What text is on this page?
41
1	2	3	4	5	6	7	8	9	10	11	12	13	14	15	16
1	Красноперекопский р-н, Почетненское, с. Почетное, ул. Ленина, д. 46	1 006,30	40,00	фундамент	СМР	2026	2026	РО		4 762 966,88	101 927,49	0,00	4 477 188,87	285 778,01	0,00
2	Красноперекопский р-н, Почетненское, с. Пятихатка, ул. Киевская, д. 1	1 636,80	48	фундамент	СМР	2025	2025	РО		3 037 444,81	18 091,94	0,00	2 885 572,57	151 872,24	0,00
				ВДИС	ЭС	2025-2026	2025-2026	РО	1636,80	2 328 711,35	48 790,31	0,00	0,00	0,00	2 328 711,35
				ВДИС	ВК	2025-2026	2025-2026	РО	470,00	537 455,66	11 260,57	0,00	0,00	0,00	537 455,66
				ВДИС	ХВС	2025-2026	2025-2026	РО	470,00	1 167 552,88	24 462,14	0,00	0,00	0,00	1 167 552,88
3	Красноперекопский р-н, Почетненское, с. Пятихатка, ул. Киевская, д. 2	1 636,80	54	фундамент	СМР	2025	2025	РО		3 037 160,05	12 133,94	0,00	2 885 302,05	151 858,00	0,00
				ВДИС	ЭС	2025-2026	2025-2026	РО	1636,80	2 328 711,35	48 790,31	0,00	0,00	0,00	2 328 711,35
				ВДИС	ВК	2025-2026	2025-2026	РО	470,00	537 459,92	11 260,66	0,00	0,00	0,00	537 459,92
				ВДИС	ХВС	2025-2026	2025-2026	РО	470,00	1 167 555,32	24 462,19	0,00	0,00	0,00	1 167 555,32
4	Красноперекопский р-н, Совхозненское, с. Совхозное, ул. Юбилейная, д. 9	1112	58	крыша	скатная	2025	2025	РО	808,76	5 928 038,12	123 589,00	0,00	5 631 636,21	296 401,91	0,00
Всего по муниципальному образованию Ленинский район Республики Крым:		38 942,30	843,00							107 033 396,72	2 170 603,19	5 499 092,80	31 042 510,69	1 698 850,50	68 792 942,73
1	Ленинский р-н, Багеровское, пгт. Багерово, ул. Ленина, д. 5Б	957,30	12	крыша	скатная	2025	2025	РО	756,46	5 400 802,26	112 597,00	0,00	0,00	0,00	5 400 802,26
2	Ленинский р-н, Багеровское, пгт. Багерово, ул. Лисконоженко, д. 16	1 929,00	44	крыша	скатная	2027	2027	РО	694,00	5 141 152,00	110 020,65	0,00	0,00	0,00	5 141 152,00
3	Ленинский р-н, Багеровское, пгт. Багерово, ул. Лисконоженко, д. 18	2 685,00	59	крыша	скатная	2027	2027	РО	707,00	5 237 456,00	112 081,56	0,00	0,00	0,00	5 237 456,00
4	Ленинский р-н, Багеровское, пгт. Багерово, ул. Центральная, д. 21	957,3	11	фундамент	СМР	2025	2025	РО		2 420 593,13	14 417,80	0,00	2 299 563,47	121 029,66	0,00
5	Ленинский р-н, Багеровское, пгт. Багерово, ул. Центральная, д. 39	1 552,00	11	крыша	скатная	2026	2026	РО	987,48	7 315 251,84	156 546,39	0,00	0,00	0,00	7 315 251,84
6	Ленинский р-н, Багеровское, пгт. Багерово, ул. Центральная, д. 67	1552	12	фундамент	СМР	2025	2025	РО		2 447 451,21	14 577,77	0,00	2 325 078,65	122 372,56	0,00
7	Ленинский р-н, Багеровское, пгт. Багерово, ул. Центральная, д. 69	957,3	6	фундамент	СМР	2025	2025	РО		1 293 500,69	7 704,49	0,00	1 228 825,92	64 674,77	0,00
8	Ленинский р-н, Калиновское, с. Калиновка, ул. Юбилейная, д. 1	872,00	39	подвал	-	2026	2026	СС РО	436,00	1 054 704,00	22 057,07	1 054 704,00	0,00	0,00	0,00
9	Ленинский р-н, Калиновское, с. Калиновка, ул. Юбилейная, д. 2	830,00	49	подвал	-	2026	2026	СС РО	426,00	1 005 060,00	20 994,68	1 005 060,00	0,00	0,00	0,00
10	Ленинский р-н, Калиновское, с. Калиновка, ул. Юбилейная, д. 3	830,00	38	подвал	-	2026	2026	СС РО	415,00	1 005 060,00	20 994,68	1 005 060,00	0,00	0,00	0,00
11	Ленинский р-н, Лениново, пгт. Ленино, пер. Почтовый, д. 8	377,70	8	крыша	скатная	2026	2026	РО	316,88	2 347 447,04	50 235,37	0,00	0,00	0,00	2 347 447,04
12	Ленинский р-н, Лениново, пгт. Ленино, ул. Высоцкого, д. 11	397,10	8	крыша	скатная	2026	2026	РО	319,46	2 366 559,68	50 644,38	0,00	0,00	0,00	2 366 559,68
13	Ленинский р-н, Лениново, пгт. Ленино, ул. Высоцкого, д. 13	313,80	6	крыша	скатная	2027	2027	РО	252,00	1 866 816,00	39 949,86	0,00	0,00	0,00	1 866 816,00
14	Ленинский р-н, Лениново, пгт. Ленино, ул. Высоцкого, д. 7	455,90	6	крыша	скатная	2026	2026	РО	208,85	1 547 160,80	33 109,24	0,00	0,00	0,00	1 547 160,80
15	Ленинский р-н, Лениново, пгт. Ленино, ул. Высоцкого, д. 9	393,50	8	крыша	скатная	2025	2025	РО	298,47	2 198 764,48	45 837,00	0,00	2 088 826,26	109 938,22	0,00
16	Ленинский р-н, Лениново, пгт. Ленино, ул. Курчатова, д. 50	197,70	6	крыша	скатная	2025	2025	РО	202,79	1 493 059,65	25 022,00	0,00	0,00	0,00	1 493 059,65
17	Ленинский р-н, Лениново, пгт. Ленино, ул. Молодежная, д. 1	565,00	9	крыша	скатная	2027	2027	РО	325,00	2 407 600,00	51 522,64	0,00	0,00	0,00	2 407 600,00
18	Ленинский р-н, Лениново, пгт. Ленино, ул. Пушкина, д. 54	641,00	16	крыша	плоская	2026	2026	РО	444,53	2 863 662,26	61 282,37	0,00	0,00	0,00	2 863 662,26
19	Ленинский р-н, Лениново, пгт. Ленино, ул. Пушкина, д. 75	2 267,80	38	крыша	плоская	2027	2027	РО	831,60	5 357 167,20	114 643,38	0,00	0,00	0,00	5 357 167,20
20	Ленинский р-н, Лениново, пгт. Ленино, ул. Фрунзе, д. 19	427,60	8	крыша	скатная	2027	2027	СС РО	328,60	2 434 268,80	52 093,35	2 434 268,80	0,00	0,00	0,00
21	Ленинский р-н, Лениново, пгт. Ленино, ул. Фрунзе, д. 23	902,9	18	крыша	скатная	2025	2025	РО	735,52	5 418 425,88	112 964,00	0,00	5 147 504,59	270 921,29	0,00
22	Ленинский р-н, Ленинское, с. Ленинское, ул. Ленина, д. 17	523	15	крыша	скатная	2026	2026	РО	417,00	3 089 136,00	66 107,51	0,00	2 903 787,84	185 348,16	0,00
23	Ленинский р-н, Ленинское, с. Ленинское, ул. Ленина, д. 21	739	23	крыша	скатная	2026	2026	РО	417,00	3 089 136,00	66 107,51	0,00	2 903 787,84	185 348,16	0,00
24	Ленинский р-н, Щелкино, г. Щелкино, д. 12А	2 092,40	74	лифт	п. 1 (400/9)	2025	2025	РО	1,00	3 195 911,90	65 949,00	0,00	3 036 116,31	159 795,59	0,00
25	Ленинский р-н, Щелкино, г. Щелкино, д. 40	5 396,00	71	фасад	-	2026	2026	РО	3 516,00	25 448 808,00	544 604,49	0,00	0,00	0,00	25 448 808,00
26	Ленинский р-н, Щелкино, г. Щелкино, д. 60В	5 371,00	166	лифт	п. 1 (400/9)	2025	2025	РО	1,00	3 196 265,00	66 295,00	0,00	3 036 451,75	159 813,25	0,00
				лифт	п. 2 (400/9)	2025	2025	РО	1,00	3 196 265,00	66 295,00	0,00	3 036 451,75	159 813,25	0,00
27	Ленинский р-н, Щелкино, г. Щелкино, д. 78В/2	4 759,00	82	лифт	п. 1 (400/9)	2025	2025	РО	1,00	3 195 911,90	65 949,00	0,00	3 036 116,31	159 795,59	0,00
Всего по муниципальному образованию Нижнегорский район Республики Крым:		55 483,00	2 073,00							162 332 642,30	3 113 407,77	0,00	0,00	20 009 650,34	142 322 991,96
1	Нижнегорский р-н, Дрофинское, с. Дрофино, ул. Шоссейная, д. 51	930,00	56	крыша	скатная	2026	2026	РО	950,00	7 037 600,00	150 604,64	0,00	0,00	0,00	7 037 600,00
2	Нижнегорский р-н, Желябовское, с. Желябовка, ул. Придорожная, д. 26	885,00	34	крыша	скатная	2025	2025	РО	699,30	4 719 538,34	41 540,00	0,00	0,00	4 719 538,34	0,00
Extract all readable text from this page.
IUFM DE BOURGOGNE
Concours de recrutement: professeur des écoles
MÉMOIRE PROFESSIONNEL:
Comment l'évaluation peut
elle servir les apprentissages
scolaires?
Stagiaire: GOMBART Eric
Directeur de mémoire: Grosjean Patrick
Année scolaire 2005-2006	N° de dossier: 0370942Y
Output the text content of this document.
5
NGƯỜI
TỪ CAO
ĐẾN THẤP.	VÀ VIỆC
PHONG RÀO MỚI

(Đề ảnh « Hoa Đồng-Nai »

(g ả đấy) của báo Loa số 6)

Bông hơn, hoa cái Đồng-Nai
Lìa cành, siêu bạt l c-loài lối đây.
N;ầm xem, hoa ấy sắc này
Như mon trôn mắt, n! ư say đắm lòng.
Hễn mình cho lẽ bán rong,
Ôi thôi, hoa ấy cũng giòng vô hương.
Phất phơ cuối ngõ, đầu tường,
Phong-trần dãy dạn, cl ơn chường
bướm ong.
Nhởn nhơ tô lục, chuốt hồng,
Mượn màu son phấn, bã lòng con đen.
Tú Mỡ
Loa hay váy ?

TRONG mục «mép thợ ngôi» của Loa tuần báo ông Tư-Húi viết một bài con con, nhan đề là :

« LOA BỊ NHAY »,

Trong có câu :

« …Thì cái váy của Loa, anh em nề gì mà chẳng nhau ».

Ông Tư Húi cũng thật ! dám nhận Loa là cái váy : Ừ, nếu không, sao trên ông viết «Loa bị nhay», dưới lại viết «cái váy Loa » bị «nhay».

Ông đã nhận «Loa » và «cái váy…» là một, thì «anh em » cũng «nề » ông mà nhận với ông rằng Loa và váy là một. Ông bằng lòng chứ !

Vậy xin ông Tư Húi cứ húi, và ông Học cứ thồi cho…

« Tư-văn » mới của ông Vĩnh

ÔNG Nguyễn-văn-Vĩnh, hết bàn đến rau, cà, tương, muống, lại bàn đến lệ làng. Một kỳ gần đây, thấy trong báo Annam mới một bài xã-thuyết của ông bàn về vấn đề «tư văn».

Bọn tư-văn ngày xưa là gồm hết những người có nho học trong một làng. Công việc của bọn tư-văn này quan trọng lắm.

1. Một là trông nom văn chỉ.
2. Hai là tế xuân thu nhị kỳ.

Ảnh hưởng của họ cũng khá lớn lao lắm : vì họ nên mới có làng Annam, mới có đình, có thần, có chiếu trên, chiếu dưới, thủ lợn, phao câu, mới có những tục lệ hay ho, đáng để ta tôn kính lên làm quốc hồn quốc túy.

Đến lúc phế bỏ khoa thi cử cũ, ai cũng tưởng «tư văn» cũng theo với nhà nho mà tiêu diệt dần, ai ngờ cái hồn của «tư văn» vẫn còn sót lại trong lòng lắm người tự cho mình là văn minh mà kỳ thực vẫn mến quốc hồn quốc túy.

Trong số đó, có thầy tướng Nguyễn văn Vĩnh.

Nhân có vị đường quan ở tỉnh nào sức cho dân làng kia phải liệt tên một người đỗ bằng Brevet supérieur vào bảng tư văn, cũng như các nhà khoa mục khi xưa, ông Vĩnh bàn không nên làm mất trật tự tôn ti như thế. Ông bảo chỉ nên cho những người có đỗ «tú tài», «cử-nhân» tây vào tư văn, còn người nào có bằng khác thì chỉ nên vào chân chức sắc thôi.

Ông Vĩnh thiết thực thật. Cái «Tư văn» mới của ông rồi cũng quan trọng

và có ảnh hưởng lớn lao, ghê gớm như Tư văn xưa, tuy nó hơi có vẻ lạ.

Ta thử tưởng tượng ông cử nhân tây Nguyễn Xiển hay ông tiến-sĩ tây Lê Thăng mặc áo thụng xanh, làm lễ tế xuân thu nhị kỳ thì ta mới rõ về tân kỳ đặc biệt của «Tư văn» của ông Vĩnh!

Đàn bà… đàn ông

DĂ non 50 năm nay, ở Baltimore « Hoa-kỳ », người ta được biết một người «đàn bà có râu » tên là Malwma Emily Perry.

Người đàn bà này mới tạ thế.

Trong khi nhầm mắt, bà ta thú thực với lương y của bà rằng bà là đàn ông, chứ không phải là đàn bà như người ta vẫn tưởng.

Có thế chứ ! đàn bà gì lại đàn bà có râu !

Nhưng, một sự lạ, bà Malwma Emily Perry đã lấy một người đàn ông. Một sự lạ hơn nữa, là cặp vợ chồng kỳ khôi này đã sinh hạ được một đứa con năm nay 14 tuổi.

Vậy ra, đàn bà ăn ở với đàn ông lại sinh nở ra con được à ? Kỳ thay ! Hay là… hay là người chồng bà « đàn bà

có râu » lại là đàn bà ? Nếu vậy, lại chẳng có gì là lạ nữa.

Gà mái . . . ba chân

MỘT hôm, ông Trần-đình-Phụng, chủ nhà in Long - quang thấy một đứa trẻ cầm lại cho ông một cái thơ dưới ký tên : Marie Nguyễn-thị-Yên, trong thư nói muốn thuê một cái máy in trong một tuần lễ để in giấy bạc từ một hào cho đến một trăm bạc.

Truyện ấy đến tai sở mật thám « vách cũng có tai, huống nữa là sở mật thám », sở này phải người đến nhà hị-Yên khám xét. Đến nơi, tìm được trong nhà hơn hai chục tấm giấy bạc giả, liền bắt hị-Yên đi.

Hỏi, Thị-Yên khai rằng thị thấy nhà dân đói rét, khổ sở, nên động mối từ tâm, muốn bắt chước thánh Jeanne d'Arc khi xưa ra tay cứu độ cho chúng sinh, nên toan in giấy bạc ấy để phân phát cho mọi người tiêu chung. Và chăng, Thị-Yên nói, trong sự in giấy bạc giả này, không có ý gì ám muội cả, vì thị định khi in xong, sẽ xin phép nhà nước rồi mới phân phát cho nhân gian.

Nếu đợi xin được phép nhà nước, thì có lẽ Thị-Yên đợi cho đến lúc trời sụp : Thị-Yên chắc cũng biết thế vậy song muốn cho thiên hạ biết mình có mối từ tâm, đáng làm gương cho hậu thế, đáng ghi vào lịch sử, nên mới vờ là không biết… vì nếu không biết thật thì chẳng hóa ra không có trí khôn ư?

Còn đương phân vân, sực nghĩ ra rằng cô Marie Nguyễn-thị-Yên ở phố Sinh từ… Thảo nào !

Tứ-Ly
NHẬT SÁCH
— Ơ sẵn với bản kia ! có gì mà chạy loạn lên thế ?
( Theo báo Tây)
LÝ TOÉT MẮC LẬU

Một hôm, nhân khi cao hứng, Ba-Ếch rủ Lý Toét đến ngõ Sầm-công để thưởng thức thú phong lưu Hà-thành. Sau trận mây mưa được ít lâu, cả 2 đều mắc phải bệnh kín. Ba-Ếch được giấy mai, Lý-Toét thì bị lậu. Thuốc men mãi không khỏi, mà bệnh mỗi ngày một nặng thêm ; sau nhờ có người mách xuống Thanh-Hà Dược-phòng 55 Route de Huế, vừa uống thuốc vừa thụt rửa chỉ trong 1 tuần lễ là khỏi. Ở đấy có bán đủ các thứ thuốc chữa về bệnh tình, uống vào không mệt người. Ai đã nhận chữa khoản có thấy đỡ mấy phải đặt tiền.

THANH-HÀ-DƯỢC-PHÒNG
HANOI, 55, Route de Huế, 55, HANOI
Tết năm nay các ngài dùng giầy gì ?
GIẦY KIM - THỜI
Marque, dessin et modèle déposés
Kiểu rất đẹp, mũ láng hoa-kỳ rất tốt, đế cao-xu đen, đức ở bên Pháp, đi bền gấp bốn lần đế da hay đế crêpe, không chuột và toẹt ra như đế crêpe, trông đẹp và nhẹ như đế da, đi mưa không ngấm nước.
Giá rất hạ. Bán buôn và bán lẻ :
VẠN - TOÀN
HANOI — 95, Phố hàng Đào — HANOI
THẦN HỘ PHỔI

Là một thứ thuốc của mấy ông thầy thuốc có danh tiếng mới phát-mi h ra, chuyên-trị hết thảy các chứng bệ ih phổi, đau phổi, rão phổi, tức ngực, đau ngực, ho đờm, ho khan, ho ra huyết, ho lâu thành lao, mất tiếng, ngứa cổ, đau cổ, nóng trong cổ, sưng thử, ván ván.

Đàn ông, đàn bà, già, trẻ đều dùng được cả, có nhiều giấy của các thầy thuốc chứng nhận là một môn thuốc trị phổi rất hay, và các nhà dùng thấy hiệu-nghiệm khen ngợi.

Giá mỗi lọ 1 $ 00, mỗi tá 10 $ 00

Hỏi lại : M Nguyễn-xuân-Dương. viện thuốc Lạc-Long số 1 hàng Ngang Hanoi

################

Using the records above, list each line that includes "viết".

TRONG mục «mép thợ ngôi» của Loa tuần báo ông Tư-Húi viết một bài con con, nhan đề là :
Ông Tư Húi cũng thật ! dám nhận Loa là cái váy : Ừ, nếu không, sao trên ông viết «Loa bị nhay», dưới lại viết «cái váy Loa » bị «nhay».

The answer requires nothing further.